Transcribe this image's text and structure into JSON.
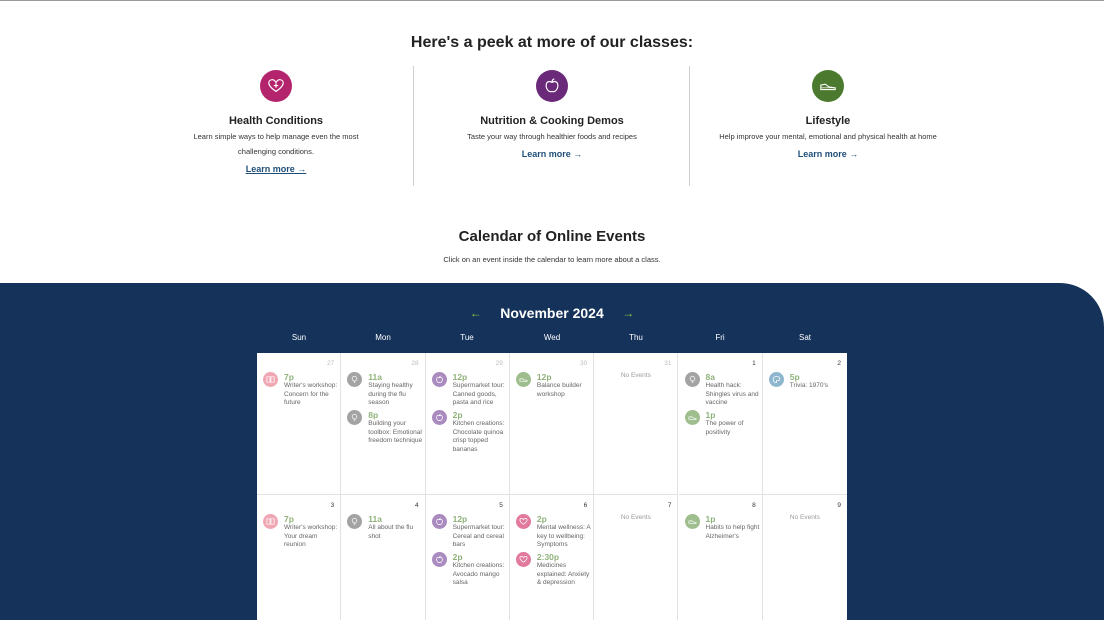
{
  "peek": {
    "title": "Here's a peek at more of our classes:",
    "cards": [
      {
        "title": "Health Conditions",
        "desc": "Learn simple ways to help manage even the most challenging conditions.",
        "link": "Learn more →",
        "color": "#b3246c",
        "icon": "heart-icon"
      },
      {
        "title": "Nutrition & Cooking Demos",
        "desc": "Taste your way through healthier foods and recipes",
        "link": "Learn more →",
        "color": "#6a2a79",
        "icon": "apple-icon"
      },
      {
        "title": "Lifestyle",
        "desc": "Help improve your mental, emotional and physical health at home",
        "link": "Learn more →",
        "color": "#4b7a2f",
        "icon": "sneaker-icon"
      }
    ]
  },
  "calendar": {
    "title": "Calendar of Online Events",
    "subtitle": "Click on an event inside the calendar to learn more about a class.",
    "month": "November 2024",
    "prev_arrow": "←",
    "next_arrow": "→",
    "weekdays": [
      "Sun",
      "Mon",
      "Tue",
      "Wed",
      "Thu",
      "Fri",
      "Sat"
    ],
    "no_events_label": "No Events",
    "colors": {
      "band": "#14325a",
      "accent": "#8dc63f",
      "time": "#8fb27a"
    },
    "weeks": [
      [
        {
          "day": "27",
          "muted": true,
          "events": [
            {
              "time": "7p",
              "title": "Writer's workshop: Concern for the future",
              "icon": "book-icon",
              "color": "#f0a7b4"
            }
          ]
        },
        {
          "day": "28",
          "muted": true,
          "events": [
            {
              "time": "11a",
              "title": "Staying healthy during the flu season",
              "icon": "lightbulb-icon",
              "color": "#a3a3a3"
            },
            {
              "time": "8p",
              "title": "Building your toolbox: Emotional freedom technique",
              "icon": "lightbulb-icon",
              "color": "#a3a3a3"
            }
          ]
        },
        {
          "day": "29",
          "muted": true,
          "events": [
            {
              "time": "12p",
              "title": "Supermarket tour: Canned goods, pasta and rice",
              "icon": "apple-icon",
              "color": "#a98bc0"
            },
            {
              "time": "2p",
              "title": "Kitchen creations: Chocolate quinoa crisp topped bananas",
              "icon": "apple-icon",
              "color": "#a98bc0"
            }
          ]
        },
        {
          "day": "30",
          "muted": true,
          "events": [
            {
              "time": "12p",
              "title": "Balance builder workshop",
              "icon": "sneaker-icon",
              "color": "#9fbe8e"
            }
          ]
        },
        {
          "day": "31",
          "muted": true,
          "events": []
        },
        {
          "day": "1",
          "muted": false,
          "events": [
            {
              "time": "8a",
              "title": "Health hack: Shingles virus and vaccine",
              "icon": "lightbulb-icon",
              "color": "#a3a3a3"
            },
            {
              "time": "1p",
              "title": "The power of positivity",
              "icon": "sneaker-icon",
              "color": "#9fbe8e"
            }
          ]
        },
        {
          "day": "2",
          "muted": false,
          "events": [
            {
              "time": "5p",
              "title": "Trivia: 1970's",
              "icon": "palette-icon",
              "color": "#8eb7cf"
            }
          ]
        }
      ],
      [
        {
          "day": "3",
          "muted": false,
          "events": [
            {
              "time": "7p",
              "title": "Writer's workshop: Your dream reunion",
              "icon": "book-icon",
              "color": "#f0a7b4"
            }
          ]
        },
        {
          "day": "4",
          "muted": false,
          "events": [
            {
              "time": "11a",
              "title": "All about the flu shot",
              "icon": "lightbulb-icon",
              "color": "#a3a3a3"
            }
          ]
        },
        {
          "day": "5",
          "muted": false,
          "events": [
            {
              "time": "12p",
              "title": "Supermarket tour: Cereal and cereal bars",
              "icon": "apple-icon",
              "color": "#a98bc0"
            },
            {
              "time": "2p",
              "title": "Kitchen creations: Avocado mango salsa",
              "icon": "apple-icon",
              "color": "#a98bc0"
            }
          ]
        },
        {
          "day": "6",
          "muted": false,
          "events": [
            {
              "time": "2p",
              "title": "Mental wellness: A key to wellbeing: Symptoms",
              "icon": "heart-icon",
              "color": "#e27a9e"
            },
            {
              "time": "2:30p",
              "title": "Medicines explained: Anxiety & depression",
              "icon": "heart-icon",
              "color": "#e27a9e"
            }
          ]
        },
        {
          "day": "7",
          "muted": false,
          "events": []
        },
        {
          "day": "8",
          "muted": false,
          "events": [
            {
              "time": "1p",
              "title": "Habits to help fight Alzheimer's",
              "icon": "sneaker-icon",
              "color": "#9fbe8e"
            }
          ]
        },
        {
          "day": "9",
          "muted": false,
          "events": []
        }
      ]
    ]
  }
}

++++++++

- TO DO:
Please write out all the entries above exactly, but leave out the pictures.

- RESULT OF THIS TASK:
Transcribe this image's text and structure into JSON.
{
  "peek": {
    "title": "Here's a peek at more of our classes:",
    "cards": [
      {
        "title": "Health Conditions",
        "desc": "Learn simple ways to help manage even the most challenging conditions.",
        "link": "Learn more →",
        "color": "#b3246c",
        "icon": "heart-icon"
      },
      {
        "title": "Nutrition & Cooking Demos",
        "desc": "Taste your way through healthier foods and recipes",
        "link": "Learn more →",
        "color": "#6a2a79",
        "icon": "apple-icon"
      },
      {
        "title": "Lifestyle",
        "desc": "Help improve your mental, emotional and physical health at home",
        "link": "Learn more →",
        "color": "#4b7a2f",
        "icon": "sneaker-icon"
      }
    ]
  },
  "calendar": {
    "title": "Calendar of Online Events",
    "subtitle": "Click on an event inside the calendar to learn more about a class.",
    "month": "November 2024",
    "prev_arrow": "←",
    "next_arrow": "→",
    "weekdays": [
      "Sun",
      "Mon",
      "Tue",
      "Wed",
      "Thu",
      "Fri",
      "Sat"
    ],
    "no_events_label": "No Events",
    "colors": {
      "band": "#14325a",
      "accent": "#8dc63f",
      "time": "#8fb27a"
    },
    "weeks": [
      [
        {
          "day": "27",
          "muted": true,
          "events": [
            {
              "time": "7p",
              "title": "Writer's workshop: Concern for the future",
              "icon": "book-icon",
              "color": "#f0a7b4"
            }
          ]
        },
        {
          "day": "28",
          "muted": true,
          "events": [
            {
              "time": "11a",
              "title": "Staying healthy during the flu season",
              "icon": "lightbulb-icon",
              "color": "#a3a3a3"
            },
            {
              "time": "8p",
              "title": "Building your toolbox: Emotional freedom technique",
              "icon": "lightbulb-icon",
              "color": "#a3a3a3"
            }
          ]
        },
        {
          "day": "29",
          "muted": true,
          "events": [
            {
              "time": "12p",
              "title": "Supermarket tour: Canned goods, pasta and rice",
              "icon": "apple-icon",
              "color": "#a98bc0"
            },
            {
              "time": "2p",
              "title": "Kitchen creations: Chocolate quinoa crisp topped bananas",
              "icon": "apple-icon",
              "color": "#a98bc0"
            }
          ]
        },
        {
          "day": "30",
          "muted": true,
          "events": [
            {
              "time": "12p",
              "title": "Balance builder workshop",
              "icon": "sneaker-icon",
              "color": "#9fbe8e"
            }
          ]
        },
        {
          "day": "31",
          "muted": true,
          "events": []
        },
        {
          "day": "1",
          "muted": false,
          "events": [
            {
              "time": "8a",
              "title": "Health hack: Shingles virus and vaccine",
              "icon": "lightbulb-icon",
              "color": "#a3a3a3"
            },
            {
              "time": "1p",
              "title": "The power of positivity",
              "icon": "sneaker-icon",
              "color": "#9fbe8e"
            }
          ]
        },
        {
          "day": "2",
          "muted": false,
          "events": [
            {
              "time": "5p",
              "title": "Trivia: 1970's",
              "icon": "palette-icon",
              "color": "#8eb7cf"
            }
          ]
        }
      ],
      [
        {
          "day": "3",
          "muted": false,
          "events": [
            {
              "time": "7p",
              "title": "Writer's workshop: Your dream reunion",
              "icon": "book-icon",
              "color": "#f0a7b4"
            }
          ]
        },
        {
          "day": "4",
          "muted": false,
          "events": [
            {
              "time": "11a",
              "title": "All about the flu shot",
              "icon": "lightbulb-icon",
              "color": "#a3a3a3"
            }
          ]
        },
        {
          "day": "5",
          "muted": false,
          "events": [
            {
              "time": "12p",
              "title": "Supermarket tour: Cereal and cereal bars",
              "icon": "apple-icon",
              "color": "#a98bc0"
            },
            {
              "time": "2p",
              "title": "Kitchen creations: Avocado mango salsa",
              "icon": "apple-icon",
              "color": "#a98bc0"
            }
          ]
        },
        {
          "day": "6",
          "muted": false,
          "events": [
            {
              "time": "2p",
              "title": "Mental wellness: A key to wellbeing: Symptoms",
              "icon": "heart-icon",
              "color": "#e27a9e"
            },
            {
              "time": "2:30p",
              "title": "Medicines explained: Anxiety & depression",
              "icon": "heart-icon",
              "color": "#e27a9e"
            }
          ]
        },
        {
          "day": "7",
          "muted": false,
          "events": []
        },
        {
          "day": "8",
          "muted": false,
          "events": [
            {
              "time": "1p",
              "title": "Habits to help fight Alzheimer's",
              "icon": "sneaker-icon",
              "color": "#9fbe8e"
            }
          ]
        },
        {
          "day": "9",
          "muted": false,
          "events": []
        }
      ]
    ]
  }
}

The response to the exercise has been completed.